==== PROVIDED RECORDS

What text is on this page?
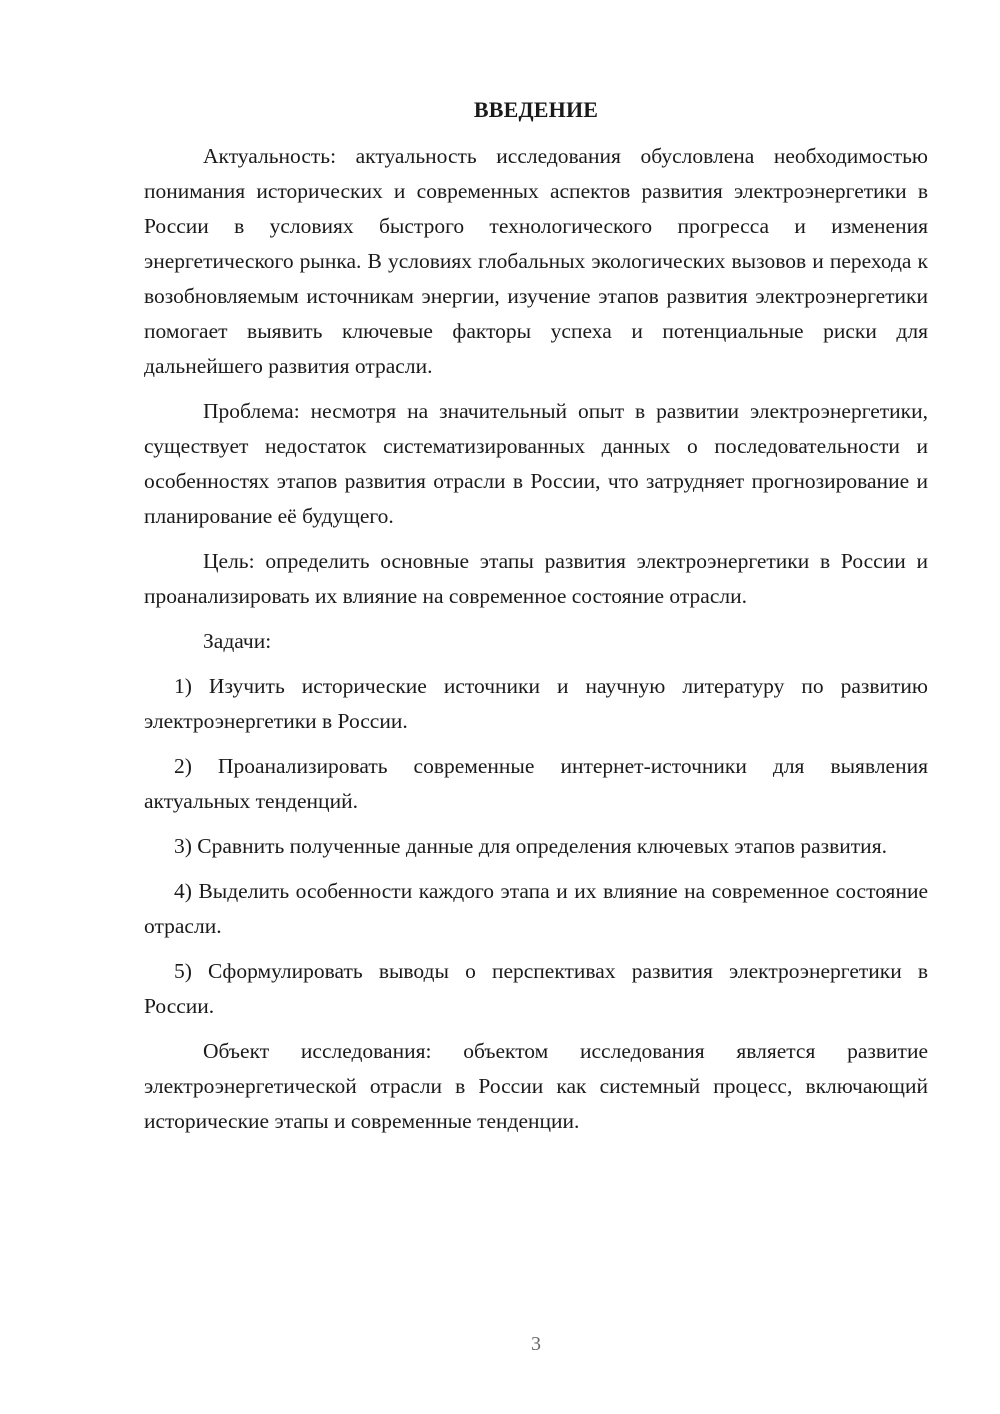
ВВЕДЕНИЕ

Актуальность: актуальность исследования обусловлена необходимостью понимания исторических и современных аспектов развития электроэнергетики в России в условиях быстрого технологического прогресса и изменения энергетического рынка. В условиях глобальных экологических вызовов и перехода к возобновляемым источникам энергии, изучение этапов развития электроэнергетики помогает выявить ключевые факторы успеха и потенциальные риски для дальнейшего развития отрасли.

Проблема: несмотря на значительный опыт в развитии электроэнергетики, существует недостаток систематизированных данных о последовательности и особенностях этапов развития отрасли в России, что затрудняет прогнозирование и планирование её будущего.

Цель: определить основные этапы развития электроэнергетики в России и проанализировать их влияние на современное состояние отрасли.

Задачи:

1) Изучить исторические источники и научную литературу по развитию электроэнергетики в России.

2) Проанализировать современные интернет-источники для выявления актуальных тенденций.

3) Сравнить полученные данные для определения ключевых этапов развития.

4) Выделить особенности каждого этапа и их влияние на современное состояние отрасли.

5) Сформулировать выводы о перспективах развития электроэнергетики в России.

Объект исследования: объектом исследования является развитие электроэнергетической отрасли в России как системный процесс, включающий исторические этапы и современные тенденции.

3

========

* _EXERCISE GOAL_: Reproduce each entry precisely, dropping only the pictures.

* _EXERCISE RESPONSE_:
What text is on this page?
ВВЕДЕНИЕ

Актуальность: актуальность исследования обусловлена необходимостью понимания исторических и современных аспектов развития электроэнергетики в России в условиях быстрого технологического прогресса и изменения энергетического рынка. В условиях глобальных экологических вызовов и перехода к возобновляемым источникам энергии, изучение этапов развития электроэнергетики помогает выявить ключевые факторы успеха и потенциальные риски для дальнейшего развития отрасли.

Проблема: несмотря на значительный опыт в развитии электроэнергетики, существует недостаток систематизированных данных о последовательности и особенностях этапов развития отрасли в России, что затрудняет прогнозирование и планирование её будущего.

Цель: определить основные этапы развития электроэнергетики в России и проанализировать их влияние на современное состояние отрасли.

Задачи:

1) Изучить исторические источники и научную литературу по развитию электроэнергетики в России.

2) Проанализировать современные интернет-источники для выявления актуальных тенденций.

3) Сравнить полученные данные для определения ключевых этапов развития.

4) Выделить особенности каждого этапа и их влияние на современное состояние отрасли.

5) Сформулировать выводы о перспективах развития электроэнергетики в России.

Объект исследования: объектом исследования является развитие электроэнергетической отрасли в России как системный процесс, включающий исторические этапы и современные тенденции.

3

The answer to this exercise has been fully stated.